— START —
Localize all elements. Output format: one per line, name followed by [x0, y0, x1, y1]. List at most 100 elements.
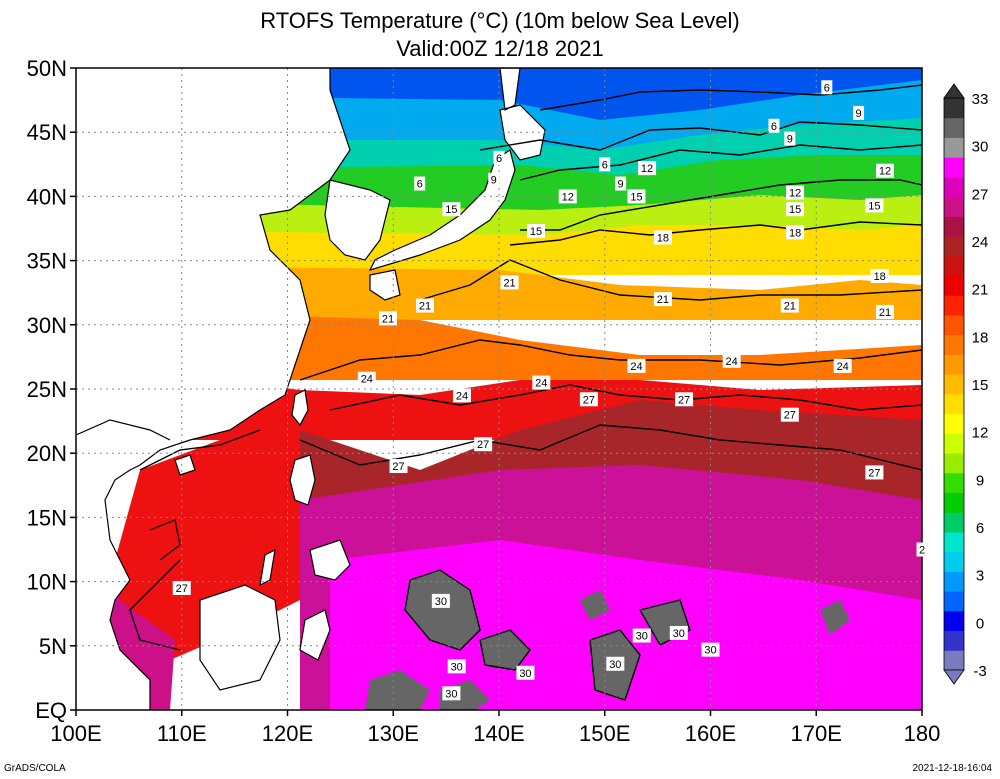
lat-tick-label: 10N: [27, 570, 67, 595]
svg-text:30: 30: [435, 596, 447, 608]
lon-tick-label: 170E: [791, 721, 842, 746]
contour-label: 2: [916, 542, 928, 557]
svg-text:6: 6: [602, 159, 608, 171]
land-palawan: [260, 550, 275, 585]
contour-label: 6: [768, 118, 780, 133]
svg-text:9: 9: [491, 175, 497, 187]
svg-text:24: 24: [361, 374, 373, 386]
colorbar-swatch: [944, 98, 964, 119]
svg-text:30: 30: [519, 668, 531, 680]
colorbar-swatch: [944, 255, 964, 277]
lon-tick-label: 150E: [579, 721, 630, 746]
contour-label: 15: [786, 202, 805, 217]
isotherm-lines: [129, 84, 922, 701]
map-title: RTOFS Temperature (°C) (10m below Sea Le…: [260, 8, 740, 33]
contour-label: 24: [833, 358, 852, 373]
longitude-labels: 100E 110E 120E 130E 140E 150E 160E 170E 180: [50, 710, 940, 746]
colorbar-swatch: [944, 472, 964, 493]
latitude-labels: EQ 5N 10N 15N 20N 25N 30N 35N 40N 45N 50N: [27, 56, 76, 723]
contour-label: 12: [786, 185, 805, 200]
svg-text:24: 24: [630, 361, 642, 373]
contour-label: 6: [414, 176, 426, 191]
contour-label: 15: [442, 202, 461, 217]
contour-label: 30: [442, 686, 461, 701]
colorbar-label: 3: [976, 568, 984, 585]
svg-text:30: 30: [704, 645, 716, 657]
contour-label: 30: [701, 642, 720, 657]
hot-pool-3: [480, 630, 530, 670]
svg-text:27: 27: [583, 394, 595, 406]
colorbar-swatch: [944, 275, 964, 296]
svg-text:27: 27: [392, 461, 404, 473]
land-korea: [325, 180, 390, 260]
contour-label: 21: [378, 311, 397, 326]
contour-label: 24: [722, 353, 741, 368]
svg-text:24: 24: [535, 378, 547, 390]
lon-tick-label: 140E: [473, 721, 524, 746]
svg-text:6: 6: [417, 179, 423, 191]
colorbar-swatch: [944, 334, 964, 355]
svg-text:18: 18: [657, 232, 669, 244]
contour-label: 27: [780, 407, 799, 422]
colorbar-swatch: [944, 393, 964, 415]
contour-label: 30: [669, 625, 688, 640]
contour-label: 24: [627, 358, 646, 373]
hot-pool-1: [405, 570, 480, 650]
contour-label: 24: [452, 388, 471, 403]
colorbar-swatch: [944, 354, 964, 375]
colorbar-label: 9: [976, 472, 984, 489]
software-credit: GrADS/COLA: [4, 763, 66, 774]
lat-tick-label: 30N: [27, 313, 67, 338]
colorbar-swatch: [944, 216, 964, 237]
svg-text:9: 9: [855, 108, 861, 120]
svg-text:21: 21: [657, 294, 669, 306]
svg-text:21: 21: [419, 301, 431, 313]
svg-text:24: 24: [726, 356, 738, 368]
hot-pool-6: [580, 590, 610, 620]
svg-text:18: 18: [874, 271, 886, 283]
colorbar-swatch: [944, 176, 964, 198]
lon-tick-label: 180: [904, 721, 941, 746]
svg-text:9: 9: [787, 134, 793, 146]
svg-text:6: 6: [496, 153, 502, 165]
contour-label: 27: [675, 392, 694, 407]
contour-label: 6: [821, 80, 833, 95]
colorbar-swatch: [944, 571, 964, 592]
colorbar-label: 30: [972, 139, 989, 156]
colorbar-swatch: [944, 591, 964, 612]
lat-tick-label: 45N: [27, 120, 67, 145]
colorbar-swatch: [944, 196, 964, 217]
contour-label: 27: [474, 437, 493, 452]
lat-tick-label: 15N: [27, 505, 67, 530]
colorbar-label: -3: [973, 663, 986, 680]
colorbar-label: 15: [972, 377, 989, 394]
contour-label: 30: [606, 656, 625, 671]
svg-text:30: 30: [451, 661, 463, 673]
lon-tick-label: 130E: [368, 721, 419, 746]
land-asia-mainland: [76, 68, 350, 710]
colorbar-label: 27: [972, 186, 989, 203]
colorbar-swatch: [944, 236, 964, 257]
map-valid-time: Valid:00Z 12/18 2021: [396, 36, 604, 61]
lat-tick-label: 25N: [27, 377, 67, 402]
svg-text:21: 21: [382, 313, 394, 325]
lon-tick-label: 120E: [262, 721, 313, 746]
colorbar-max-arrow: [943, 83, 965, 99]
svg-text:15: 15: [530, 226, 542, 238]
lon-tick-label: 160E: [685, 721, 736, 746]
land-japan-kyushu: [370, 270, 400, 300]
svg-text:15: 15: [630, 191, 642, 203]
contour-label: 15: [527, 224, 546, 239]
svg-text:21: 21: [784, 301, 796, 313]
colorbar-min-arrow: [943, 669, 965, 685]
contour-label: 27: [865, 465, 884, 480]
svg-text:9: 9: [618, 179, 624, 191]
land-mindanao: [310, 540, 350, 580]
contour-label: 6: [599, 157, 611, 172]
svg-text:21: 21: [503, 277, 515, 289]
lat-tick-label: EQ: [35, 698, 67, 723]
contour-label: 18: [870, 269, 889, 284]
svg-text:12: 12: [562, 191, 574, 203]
— END —
● **EXERCISE REQUIREMENTS**
Rewrite the stretch from the line containing "lat-tick-label: 10N: [27, 570, 67, 595]" through the line containing "svg-text:27: 27: [583, 394, 595, 406]", replacing "colorbar-swatch" with "legend-swatch" and leaving everything else unchanged. Output only those lines.

● **ANSWER TO THIS EXERCISE**
lat-tick-label: 10N: [27, 570, 67, 595]
svg-text:30: 30: [435, 596, 447, 608]
lon-tick-label: 170E: [791, 721, 842, 746]
contour-label: 2: [916, 542, 928, 557]
svg-text:6: 6: [602, 159, 608, 171]
land-palawan: [260, 550, 275, 585]
contour-label: 6: [768, 118, 780, 133]
svg-text:9: 9: [491, 175, 497, 187]
svg-text:24: 24: [361, 374, 373, 386]
legend-swatch: [944, 98, 964, 119]
svg-text:30: 30: [519, 668, 531, 680]
legend-swatch: [944, 255, 964, 277]
lon-tick-label: 150E: [579, 721, 630, 746]
contour-label: 15: [786, 202, 805, 217]
isotherm-lines: [129, 84, 922, 701]
map-title: RTOFS Temperature (°C) (10m below Sea Le…: [260, 8, 740, 33]
contour-label: 24: [833, 358, 852, 373]
longitude-labels: 100E 110E 120E 130E 140E 150E 160E 170E 180: [50, 710, 940, 746]
legend-swatch: [944, 472, 964, 493]
latitude-labels: EQ 5N 10N 15N 20N 25N 30N 35N 40N 45N 50N: [27, 56, 76, 723]
contour-label: 12: [786, 185, 805, 200]
svg-text:24: 24: [630, 361, 642, 373]
contour-label: 6: [414, 176, 426, 191]
contour-label: 15: [442, 202, 461, 217]
contour-label: 30: [442, 686, 461, 701]
colorbar-label: 3: [976, 568, 984, 585]
svg-text:30: 30: [704, 645, 716, 657]
contour-label: 30: [701, 642, 720, 657]
hot-pool-3: [480, 630, 530, 670]
svg-text:27: 27: [583, 394, 595, 406]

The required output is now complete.